Exercise goal ▸
Locate each row below that contains the string "List", treating uppercase and lowercase as different, and copy those rows.

Coordinate annotation records ▸
— Begin —

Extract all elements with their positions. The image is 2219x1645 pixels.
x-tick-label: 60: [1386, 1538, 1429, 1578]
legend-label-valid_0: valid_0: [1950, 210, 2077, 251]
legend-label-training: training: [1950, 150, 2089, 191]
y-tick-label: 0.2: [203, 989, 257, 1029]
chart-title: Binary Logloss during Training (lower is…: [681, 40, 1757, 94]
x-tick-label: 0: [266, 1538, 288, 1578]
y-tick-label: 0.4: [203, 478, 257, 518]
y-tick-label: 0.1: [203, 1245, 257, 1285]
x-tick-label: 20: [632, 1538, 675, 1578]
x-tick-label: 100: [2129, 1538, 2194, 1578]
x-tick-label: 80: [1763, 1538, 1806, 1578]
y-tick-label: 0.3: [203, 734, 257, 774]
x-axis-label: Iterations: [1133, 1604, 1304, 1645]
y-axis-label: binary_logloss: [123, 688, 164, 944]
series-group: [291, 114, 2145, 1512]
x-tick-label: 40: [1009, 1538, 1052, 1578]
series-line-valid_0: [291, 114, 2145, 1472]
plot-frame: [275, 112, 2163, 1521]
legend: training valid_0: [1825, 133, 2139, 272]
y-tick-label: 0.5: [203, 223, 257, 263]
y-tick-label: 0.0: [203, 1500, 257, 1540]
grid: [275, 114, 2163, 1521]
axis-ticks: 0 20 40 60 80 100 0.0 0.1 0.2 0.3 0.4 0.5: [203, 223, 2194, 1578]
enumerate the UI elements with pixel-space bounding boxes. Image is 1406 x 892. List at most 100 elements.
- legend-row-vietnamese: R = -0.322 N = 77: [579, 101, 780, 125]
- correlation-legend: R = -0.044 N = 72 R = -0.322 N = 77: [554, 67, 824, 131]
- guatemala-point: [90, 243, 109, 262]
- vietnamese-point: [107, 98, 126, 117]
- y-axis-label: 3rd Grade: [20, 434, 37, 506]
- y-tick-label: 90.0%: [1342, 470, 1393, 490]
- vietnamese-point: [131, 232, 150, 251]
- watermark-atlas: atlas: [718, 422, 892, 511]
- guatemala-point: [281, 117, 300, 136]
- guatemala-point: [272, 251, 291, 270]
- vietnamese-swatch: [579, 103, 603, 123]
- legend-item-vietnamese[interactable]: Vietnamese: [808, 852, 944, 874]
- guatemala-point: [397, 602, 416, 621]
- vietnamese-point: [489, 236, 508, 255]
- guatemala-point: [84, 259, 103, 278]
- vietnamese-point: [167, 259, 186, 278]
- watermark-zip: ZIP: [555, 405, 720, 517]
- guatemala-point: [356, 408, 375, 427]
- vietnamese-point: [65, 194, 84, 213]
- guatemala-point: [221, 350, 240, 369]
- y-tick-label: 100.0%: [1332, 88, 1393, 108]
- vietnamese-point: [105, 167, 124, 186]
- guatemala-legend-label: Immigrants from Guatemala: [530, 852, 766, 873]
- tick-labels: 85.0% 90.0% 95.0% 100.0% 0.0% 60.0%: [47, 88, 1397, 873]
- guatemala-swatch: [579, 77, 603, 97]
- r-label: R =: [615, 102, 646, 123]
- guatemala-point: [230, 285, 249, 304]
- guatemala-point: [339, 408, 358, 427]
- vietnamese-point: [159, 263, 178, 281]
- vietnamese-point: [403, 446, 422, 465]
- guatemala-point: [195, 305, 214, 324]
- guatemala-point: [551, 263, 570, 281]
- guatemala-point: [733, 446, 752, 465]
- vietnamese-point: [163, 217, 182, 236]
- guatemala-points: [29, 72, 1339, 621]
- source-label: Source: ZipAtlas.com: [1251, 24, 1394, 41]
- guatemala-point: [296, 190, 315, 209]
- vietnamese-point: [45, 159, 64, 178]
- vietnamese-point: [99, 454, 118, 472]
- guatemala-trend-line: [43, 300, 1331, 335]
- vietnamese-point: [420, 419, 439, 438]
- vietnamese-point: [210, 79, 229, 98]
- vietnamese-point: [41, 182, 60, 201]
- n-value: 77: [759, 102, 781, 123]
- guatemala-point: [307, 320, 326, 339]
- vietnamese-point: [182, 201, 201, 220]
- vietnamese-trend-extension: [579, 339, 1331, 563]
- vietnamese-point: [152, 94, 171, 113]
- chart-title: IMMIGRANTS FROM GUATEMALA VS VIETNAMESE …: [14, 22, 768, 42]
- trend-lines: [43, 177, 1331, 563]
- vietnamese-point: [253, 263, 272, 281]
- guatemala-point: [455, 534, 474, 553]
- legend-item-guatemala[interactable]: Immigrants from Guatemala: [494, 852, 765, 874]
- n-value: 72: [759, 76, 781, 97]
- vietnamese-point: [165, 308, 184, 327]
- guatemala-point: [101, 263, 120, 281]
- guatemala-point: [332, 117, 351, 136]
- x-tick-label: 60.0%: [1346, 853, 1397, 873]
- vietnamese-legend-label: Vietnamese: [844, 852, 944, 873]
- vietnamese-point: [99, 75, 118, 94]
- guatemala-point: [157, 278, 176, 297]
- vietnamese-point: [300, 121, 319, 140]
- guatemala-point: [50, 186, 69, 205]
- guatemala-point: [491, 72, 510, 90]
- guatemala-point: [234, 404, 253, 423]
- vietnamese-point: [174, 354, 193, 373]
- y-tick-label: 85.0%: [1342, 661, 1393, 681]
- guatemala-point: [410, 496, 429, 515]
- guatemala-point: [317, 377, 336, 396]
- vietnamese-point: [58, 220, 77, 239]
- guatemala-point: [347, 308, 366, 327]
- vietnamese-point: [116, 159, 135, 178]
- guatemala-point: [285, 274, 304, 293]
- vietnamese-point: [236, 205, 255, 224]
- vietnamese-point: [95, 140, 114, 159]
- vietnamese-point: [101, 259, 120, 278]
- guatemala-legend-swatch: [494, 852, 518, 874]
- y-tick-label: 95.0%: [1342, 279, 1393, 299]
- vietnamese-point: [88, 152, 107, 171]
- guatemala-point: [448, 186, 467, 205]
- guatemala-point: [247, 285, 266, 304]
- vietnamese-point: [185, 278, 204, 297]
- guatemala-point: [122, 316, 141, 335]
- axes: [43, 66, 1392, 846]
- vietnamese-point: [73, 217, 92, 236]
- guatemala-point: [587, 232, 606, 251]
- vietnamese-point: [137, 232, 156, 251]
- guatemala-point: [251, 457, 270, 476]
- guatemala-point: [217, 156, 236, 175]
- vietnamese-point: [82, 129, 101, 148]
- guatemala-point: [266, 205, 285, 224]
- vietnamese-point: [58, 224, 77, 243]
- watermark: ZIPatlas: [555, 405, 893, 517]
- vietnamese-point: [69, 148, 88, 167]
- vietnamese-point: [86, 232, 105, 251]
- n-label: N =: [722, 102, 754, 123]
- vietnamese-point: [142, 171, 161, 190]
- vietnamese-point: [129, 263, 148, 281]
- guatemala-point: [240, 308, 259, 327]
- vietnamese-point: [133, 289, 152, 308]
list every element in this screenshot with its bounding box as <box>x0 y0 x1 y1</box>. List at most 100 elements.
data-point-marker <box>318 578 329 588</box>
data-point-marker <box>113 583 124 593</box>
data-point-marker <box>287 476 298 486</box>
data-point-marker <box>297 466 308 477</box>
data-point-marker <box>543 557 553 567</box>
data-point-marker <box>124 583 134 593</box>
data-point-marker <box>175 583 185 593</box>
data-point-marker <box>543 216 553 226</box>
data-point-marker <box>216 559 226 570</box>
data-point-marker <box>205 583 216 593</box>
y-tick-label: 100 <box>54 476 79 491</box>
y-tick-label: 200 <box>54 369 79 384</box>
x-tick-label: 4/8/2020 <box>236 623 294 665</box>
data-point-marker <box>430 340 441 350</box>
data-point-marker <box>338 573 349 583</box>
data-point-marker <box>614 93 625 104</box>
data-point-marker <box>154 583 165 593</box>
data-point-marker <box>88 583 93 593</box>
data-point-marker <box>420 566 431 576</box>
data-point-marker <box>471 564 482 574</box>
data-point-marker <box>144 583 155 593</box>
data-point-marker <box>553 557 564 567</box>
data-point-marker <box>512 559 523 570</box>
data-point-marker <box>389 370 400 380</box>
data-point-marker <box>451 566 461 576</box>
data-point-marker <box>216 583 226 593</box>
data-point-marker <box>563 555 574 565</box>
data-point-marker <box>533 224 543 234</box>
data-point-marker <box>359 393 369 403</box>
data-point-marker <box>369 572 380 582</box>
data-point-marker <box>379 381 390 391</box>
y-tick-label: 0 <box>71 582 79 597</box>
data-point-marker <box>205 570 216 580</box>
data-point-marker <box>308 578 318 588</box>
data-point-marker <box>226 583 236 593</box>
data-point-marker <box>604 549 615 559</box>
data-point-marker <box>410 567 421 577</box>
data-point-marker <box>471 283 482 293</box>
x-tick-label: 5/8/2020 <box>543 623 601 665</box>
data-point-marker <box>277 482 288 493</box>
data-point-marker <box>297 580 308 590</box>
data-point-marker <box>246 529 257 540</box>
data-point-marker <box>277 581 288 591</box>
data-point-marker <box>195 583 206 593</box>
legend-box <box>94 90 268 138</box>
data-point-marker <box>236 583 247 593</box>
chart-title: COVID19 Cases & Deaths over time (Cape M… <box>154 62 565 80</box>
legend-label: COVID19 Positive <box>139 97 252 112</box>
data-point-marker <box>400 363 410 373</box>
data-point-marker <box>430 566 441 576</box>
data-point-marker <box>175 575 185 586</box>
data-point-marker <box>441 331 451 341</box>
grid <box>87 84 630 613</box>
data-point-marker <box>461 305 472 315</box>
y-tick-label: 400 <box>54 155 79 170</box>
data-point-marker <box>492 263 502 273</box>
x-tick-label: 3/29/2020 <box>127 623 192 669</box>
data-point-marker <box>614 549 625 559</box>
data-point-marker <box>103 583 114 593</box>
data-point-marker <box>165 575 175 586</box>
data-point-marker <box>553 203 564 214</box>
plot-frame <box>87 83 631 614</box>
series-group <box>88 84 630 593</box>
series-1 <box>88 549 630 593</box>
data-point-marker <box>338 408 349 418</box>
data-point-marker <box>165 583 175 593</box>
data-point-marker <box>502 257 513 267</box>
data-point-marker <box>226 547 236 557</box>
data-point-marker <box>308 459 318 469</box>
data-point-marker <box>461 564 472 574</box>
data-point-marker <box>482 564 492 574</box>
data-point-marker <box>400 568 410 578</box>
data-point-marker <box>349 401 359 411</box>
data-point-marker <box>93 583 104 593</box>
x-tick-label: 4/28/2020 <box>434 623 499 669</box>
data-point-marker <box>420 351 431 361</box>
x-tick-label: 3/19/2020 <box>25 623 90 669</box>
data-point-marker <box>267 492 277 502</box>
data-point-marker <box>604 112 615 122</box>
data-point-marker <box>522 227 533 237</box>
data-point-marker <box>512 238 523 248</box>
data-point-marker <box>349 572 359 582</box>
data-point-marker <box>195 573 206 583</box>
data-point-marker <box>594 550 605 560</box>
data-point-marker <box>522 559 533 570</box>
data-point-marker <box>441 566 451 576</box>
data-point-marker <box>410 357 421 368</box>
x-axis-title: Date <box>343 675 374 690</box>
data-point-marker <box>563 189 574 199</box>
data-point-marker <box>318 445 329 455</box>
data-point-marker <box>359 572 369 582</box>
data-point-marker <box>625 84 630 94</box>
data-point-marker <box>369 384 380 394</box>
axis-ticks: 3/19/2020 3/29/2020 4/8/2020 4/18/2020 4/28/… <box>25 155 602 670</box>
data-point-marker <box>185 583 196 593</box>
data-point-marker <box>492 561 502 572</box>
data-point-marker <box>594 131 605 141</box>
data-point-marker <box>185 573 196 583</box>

— End —

Complete output ▸
enumerate the UI elements with pixel-space bounding boxes. Image is 1406 x 892. List at most 100 elements.
list every element in this screenshot with its bounding box as <box>x0 y0 x1 y1</box>. List at most 100 elements.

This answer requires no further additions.